> What is being asked:
Among the lines of this listing, determine how many contain the string "announced". Answer with the number only.

Start Data supplied

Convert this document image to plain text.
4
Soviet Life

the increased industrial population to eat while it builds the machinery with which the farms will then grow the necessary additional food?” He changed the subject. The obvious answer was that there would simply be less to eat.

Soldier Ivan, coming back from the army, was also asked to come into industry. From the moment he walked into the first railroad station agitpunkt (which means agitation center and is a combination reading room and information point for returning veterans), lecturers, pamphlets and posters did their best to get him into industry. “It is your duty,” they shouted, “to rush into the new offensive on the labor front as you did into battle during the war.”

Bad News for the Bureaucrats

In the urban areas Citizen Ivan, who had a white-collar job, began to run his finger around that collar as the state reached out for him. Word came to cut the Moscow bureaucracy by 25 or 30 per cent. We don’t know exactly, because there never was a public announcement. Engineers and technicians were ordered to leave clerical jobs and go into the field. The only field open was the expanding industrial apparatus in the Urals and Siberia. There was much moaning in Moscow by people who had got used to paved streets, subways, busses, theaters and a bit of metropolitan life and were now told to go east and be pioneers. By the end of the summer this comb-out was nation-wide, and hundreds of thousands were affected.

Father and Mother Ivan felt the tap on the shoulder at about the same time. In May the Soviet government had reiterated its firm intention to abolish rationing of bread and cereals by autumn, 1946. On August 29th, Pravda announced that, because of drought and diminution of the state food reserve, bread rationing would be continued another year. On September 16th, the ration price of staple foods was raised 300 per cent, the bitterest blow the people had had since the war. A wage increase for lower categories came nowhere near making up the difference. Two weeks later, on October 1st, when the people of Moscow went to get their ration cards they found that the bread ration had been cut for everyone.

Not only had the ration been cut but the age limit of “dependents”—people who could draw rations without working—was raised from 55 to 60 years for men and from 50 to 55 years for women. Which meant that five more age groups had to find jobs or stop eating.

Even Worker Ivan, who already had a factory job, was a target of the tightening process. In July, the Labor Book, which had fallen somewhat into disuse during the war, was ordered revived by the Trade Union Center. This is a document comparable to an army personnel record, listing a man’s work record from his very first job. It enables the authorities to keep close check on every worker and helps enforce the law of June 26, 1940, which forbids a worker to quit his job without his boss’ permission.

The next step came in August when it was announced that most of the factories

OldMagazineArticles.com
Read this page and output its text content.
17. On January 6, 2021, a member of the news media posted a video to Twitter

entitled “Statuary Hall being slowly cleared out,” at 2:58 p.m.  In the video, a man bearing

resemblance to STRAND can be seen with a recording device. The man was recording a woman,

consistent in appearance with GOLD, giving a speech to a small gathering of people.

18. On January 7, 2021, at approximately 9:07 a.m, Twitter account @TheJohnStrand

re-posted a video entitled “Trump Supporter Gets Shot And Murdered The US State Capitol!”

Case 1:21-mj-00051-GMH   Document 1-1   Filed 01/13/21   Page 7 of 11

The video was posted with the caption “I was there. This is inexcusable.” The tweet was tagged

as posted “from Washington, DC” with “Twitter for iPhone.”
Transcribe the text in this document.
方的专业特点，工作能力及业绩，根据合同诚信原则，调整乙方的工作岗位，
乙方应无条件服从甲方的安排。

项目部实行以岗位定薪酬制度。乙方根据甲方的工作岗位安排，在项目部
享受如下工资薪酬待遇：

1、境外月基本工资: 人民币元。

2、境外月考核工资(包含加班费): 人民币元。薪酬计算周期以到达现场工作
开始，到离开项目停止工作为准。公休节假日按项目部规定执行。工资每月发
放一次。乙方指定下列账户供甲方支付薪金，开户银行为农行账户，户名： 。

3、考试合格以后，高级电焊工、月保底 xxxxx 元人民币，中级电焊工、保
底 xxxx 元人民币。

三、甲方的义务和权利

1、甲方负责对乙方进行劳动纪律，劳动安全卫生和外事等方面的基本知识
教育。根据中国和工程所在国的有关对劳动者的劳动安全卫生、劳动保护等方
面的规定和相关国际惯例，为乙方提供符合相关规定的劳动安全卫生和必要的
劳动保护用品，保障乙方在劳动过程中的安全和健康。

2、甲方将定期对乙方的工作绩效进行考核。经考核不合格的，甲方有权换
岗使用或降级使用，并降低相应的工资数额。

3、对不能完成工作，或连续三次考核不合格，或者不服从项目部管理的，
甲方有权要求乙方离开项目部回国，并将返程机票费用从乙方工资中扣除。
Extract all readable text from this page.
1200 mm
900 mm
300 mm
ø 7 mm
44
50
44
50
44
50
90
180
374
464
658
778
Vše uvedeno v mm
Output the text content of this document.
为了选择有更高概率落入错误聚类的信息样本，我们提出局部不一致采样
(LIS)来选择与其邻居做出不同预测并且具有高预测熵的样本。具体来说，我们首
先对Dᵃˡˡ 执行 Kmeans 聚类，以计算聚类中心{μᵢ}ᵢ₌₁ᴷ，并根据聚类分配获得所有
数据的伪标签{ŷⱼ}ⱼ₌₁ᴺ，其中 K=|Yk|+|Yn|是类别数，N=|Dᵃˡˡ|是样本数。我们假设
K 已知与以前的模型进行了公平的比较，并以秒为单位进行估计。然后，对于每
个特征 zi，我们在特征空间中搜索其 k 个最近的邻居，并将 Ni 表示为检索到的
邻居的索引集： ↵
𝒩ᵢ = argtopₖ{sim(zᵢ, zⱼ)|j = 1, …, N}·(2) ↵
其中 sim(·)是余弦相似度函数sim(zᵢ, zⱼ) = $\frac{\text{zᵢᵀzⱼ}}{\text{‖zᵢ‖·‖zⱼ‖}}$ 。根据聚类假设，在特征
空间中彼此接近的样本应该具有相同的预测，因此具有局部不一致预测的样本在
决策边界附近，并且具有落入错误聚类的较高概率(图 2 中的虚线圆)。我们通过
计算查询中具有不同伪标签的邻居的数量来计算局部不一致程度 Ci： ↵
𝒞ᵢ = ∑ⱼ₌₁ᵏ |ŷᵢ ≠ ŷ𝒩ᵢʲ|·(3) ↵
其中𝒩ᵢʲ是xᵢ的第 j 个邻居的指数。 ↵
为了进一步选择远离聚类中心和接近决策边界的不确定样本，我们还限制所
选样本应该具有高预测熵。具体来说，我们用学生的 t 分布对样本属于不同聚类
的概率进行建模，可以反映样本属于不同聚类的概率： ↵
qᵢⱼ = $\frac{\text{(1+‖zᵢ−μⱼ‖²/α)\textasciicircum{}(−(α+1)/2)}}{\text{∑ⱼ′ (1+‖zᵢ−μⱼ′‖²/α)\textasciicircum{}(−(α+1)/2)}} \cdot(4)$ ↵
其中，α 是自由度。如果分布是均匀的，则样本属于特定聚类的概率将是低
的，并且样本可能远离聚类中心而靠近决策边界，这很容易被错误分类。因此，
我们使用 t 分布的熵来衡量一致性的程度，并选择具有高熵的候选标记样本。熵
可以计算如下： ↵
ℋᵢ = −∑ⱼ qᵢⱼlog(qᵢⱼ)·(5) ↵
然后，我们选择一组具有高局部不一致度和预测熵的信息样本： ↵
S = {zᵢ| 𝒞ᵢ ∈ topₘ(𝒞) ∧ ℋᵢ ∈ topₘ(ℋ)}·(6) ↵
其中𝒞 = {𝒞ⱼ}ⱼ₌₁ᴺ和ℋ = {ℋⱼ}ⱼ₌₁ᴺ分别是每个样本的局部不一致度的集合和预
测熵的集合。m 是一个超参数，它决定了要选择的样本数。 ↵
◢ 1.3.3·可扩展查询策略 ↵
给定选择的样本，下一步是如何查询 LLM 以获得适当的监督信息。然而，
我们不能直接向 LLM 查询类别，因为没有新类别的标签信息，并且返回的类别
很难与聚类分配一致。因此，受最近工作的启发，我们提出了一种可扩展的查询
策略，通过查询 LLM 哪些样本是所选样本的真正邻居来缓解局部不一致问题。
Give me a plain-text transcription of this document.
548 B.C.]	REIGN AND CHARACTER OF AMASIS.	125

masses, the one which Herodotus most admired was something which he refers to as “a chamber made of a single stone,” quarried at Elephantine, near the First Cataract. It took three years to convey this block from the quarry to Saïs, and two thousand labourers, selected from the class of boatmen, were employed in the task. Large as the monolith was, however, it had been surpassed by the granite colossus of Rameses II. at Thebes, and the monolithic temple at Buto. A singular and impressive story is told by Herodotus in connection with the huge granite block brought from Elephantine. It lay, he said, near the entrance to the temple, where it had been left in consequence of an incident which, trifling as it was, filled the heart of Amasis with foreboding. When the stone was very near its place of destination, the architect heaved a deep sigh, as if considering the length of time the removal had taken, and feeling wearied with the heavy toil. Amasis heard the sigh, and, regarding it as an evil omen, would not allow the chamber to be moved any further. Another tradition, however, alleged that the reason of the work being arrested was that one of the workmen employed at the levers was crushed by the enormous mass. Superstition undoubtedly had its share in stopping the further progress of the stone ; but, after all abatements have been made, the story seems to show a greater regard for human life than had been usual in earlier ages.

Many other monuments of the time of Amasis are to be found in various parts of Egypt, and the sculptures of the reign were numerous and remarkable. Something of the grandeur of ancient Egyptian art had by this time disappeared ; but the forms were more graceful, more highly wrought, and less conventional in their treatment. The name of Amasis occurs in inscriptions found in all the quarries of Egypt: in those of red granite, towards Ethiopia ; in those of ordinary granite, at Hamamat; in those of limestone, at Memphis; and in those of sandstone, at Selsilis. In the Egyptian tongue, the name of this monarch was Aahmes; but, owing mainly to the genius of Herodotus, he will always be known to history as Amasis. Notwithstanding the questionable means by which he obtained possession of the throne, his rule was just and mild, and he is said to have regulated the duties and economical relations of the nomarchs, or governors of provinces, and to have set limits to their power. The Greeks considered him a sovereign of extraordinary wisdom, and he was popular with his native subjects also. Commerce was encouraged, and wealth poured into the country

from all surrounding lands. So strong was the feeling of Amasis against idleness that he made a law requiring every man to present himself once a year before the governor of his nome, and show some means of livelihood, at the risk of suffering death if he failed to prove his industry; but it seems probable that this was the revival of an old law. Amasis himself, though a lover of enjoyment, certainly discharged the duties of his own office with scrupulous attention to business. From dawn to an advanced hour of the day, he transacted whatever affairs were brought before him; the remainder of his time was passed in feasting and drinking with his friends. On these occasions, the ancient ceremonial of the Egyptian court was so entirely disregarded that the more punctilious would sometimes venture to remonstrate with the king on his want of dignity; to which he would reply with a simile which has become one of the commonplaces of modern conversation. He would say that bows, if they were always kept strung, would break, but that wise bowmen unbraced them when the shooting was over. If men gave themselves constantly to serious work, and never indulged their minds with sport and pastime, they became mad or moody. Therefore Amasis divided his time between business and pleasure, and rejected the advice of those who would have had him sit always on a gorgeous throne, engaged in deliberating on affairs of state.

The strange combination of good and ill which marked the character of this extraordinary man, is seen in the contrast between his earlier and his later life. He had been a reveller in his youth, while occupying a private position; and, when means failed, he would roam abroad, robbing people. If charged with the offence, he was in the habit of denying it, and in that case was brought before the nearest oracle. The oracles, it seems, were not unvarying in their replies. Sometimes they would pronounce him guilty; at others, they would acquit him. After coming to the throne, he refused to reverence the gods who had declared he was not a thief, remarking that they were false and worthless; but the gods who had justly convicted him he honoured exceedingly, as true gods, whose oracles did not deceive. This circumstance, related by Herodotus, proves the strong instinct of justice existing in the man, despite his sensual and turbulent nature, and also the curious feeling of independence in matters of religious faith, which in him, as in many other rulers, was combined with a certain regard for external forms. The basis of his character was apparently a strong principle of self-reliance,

End Data supplied

> Complete answer:
2